= WHAT NEEDS TO BE DONE =
Select all lines with the string "document" in them, and copy those lines.

-- START MATERIALS PROVIDED --

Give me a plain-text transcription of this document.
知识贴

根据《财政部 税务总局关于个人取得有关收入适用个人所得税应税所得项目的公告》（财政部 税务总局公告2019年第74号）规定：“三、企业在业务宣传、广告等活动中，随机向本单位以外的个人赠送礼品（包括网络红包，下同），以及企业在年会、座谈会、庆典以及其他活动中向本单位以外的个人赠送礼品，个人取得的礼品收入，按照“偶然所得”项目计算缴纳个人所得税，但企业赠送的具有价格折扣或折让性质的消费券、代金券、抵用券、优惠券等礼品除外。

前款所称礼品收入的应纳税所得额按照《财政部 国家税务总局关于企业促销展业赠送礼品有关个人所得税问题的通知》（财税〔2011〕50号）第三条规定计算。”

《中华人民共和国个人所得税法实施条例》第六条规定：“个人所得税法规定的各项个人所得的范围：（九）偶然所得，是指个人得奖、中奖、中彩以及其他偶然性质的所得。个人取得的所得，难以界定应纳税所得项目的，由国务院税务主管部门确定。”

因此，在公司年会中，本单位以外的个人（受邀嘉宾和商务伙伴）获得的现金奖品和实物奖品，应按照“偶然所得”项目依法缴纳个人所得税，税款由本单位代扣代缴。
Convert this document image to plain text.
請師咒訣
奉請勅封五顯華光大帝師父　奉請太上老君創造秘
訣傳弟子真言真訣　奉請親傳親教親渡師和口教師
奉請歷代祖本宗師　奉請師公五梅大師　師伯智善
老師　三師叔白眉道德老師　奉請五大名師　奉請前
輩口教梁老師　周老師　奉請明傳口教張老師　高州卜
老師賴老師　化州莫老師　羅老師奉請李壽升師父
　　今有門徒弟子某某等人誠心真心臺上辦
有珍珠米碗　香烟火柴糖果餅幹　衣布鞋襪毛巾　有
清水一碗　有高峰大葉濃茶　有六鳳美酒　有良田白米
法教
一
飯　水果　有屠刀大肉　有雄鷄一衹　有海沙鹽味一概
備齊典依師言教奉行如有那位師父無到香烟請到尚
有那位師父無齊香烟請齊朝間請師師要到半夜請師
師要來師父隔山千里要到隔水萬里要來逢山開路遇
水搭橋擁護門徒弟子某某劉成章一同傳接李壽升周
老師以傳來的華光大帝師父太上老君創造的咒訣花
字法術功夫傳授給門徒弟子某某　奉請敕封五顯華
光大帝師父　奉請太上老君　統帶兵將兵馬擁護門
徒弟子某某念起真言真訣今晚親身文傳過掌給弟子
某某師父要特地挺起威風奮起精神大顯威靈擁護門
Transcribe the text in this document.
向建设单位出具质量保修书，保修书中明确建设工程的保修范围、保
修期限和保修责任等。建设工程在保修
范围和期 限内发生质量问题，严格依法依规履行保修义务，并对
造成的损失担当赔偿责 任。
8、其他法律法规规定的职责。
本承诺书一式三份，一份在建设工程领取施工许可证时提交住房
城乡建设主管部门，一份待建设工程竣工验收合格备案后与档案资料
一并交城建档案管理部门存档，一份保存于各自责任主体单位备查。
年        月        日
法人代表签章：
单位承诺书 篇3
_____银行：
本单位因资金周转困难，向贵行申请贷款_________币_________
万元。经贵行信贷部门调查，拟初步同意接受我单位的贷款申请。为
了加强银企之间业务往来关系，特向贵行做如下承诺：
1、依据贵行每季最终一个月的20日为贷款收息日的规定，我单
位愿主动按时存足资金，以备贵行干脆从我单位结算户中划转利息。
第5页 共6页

-- END MATERIALS PROVIDED --

= TASK RESULT =
Give me a plain-text transcription of this document.
Convert this document image to plain text.
Transcribe the text in this document.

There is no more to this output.